To do: Reproduce the material word for word; the images stay out.

Records for the exercise:

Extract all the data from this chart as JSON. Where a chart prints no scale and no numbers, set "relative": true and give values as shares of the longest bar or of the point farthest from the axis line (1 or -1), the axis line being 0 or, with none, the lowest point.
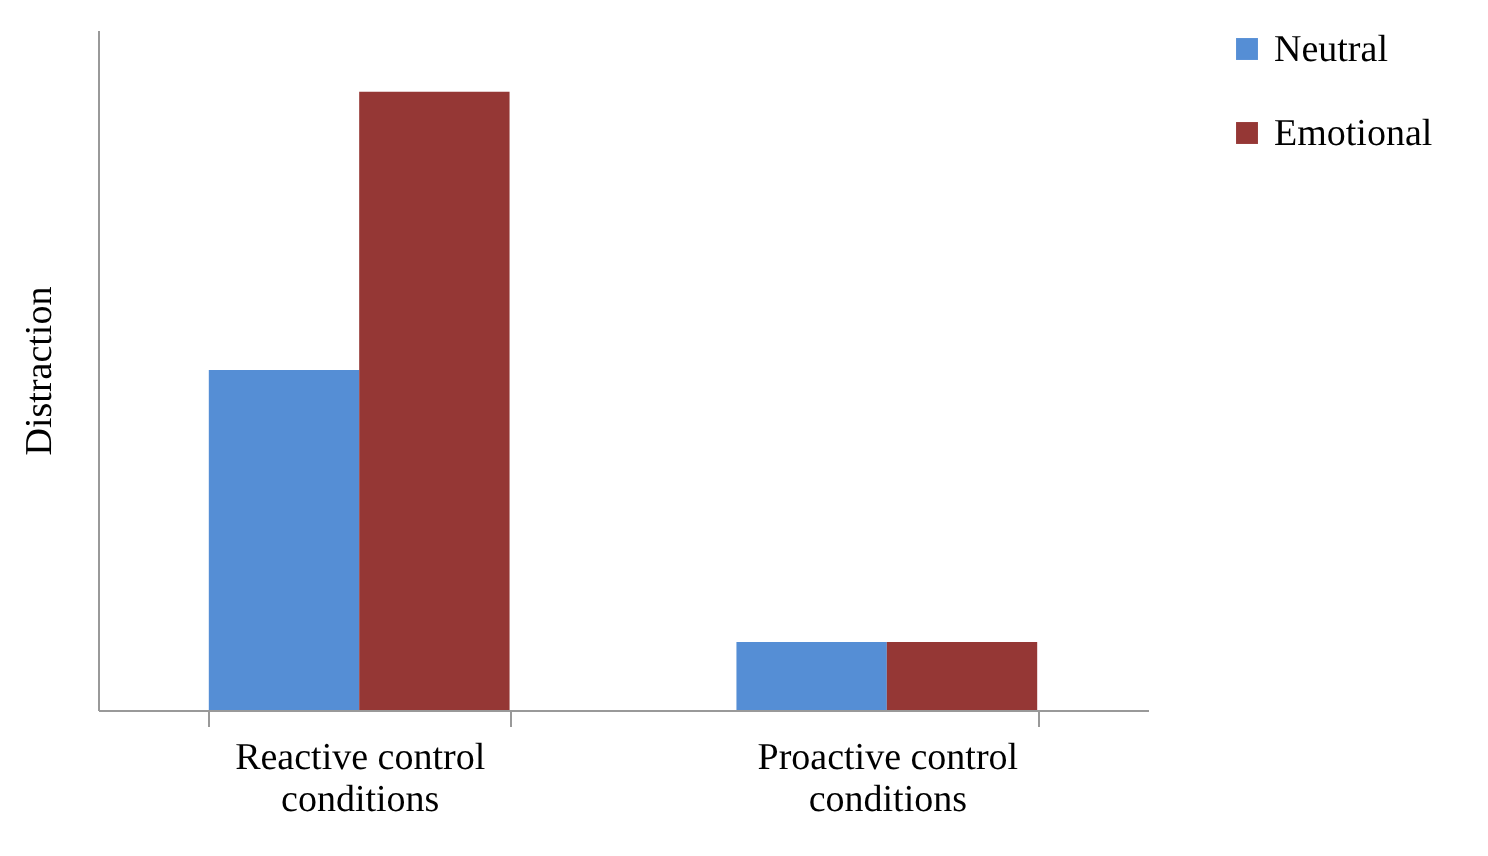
{
  "chart_data": {
    "type": "bar",
    "ylabel": "Distraction",
    "categories": [
      "Reactive control conditions",
      "Proactive control conditions"
    ],
    "relative": true,
    "legend": "top right",
    "grid": false,
    "series": [
      {
        "name": "Neutral",
        "color": "#558ed5",
        "values": [
          0.55,
          0.11
        ]
      },
      {
        "name": "Emotional",
        "color": "#953735",
        "values": [
          1,
          0.11
        ]
      }
    ]
  }
}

Finished task:
Extract all the data from this chart as JSON. Where a chart prints no scale and no numbers, set "relative": true and give values as shares of the longest bar or of the point farthest from the axis line (1 or -1), the axis line being 0 or, with none, the lowest point.
{
  "chart_data": {
    "type": "bar",
    "ylabel": "Distraction",
    "categories": [
      "Reactive control conditions",
      "Proactive control conditions"
    ],
    "relative": true,
    "legend": "top right",
    "grid": false,
    "series": [
      {
        "name": "Neutral",
        "color": "#558ed5",
        "values": [
          0.55,
          0.11
        ]
      },
      {
        "name": "Emotional",
        "color": "#953735",
        "values": [
          1,
          0.11
        ]
      }
    ]
  }
}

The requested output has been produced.